What you need to do
Drop every picture and give the entries back exactly.

>> START Material

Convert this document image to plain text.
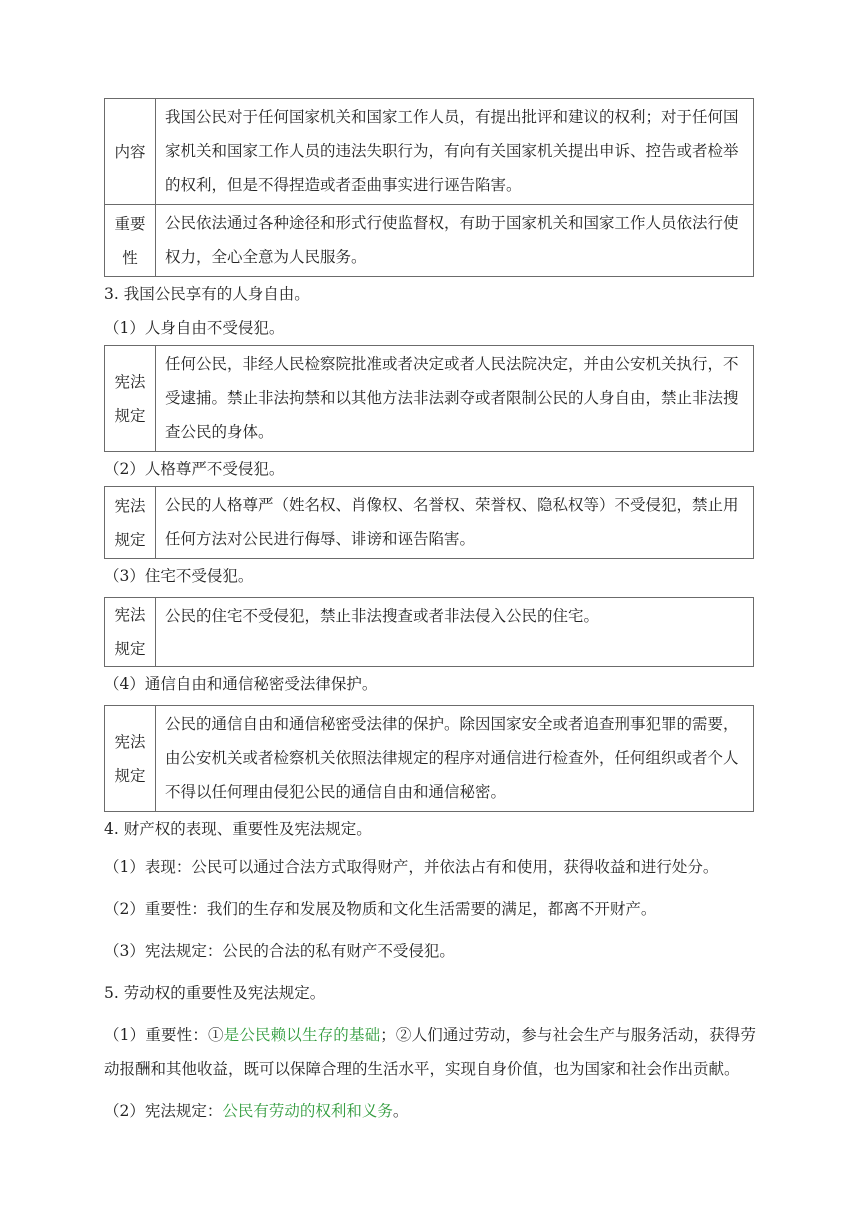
内容	我国公民对于任何国家机关和国家工作人员，有提出批评和建议的权利；对于任何国家机关和国家工作人员的违法失职行为，有向有关国家机关提出申诉、控告或者检举的权利，但是不得捏造或者歪曲事实进行诬告陷害。

重要
性	公民依法通过各种途径和形式行使监督权，有助于国家机关和国家工作人员依法行使权力，全心全意为人民服务。

3. 我国公民享有的人身自由。

（1）人身自由不受侵犯。

宪法
规定
	任何公民，非经人民检察院批准或者决定或者人民法院决定，并由公安机关执行，不受逮捕。禁止非法拘禁和以其他方法非法剥夺或者限制公民的人身自由，禁止非法搜查公民的身体。

（2）人格尊严不受侵犯。

宪法
规定
	公民的人格尊严（姓名权、肖像权、名誉权、荣誉权、隐私权等）不受侵犯，禁止用任何方法对公民进行侮辱、诽谤和诬告陷害。

（3）住宅不受侵犯。

宪法
规定
	公民的住宅不受侵犯，禁止非法搜查或者非法侵入公民的住宅。

（4）通信自由和通信秘密受法律保护。

宪法
规定
	公民的通信自由和通信秘密受法律的保护。除因国家安全或者追查刑事犯罪的需要，由公安机关或者检察机关依照法律规定的程序对通信进行检查外，任何组织或者个人不得以任何理由侵犯公民的通信自由和通信秘密。

4. 财产权的表现、重要性及宪法规定。

（1）表现：公民可以通过合法方式取得财产，并依法占有和使用，获得收益和进行处分。

（2）重要性：我们的生存和发展及物质和文化生活需要的满足，都离不开财产。

（3）宪法规定：公民的合法的私有财产不受侵犯。

5. 劳动权的重要性及宪法规定。

（1）重要性：①是公民赖以生存的基础；②人们通过劳动，参与社会生产与服务活动，获得劳动报酬和其他收益，既可以保障合理的生活水平，实现自身价值，也为国家和社会作出贡献。

（2）宪法规定：公民有劳动的权利和义务。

>> END Material

Solution to this exercise
Convert this document image to plain text.
内容	我国公民对于任何国家机关和国家工作人员，有提出批评和建议的权利；对于任何国家机关和国家工作人员的违法失职行为，有向有关国家机关提出申诉、控告或者检举的权利，但是不得捏造或者歪曲事实进行诬告陷害。

重要
性	公民依法通过各种途径和形式行使监督权，有助于国家机关和国家工作人员依法行使权力，全心全意为人民服务。

3. 我国公民享有的人身自由。

（1）人身自由不受侵犯。

宪法
规定
	任何公民，非经人民检察院批准或者决定或者人民法院决定，并由公安机关执行，不受逮捕。禁止非法拘禁和以其他方法非法剥夺或者限制公民的人身自由，禁止非法搜查公民的身体。

（2）人格尊严不受侵犯。

宪法
规定
	公民的人格尊严（姓名权、肖像权、名誉权、荣誉权、隐私权等）不受侵犯，禁止用任何方法对公民进行侮辱、诽谤和诬告陷害。

（3）住宅不受侵犯。

宪法
规定
	公民的住宅不受侵犯，禁止非法搜查或者非法侵入公民的住宅。

（4）通信自由和通信秘密受法律保护。

宪法
规定
	公民的通信自由和通信秘密受法律的保护。除因国家安全或者追查刑事犯罪的需要，由公安机关或者检察机关依照法律规定的程序对通信进行检查外，任何组织或者个人不得以任何理由侵犯公民的通信自由和通信秘密。

4. 财产权的表现、重要性及宪法规定。

（1）表现：公民可以通过合法方式取得财产，并依法占有和使用，获得收益和进行处分。

（2）重要性：我们的生存和发展及物质和文化生活需要的满足，都离不开财产。

（3）宪法规定：公民的合法的私有财产不受侵犯。

5. 劳动权的重要性及宪法规定。

（1）重要性：①是公民赖以生存的基础；②人们通过劳动，参与社会生产与服务活动，获得劳动报酬和其他收益，既可以保障合理的生活水平，实现自身价值，也为国家和社会作出贡献。

（2）宪法规定：公民有劳动的权利和义务。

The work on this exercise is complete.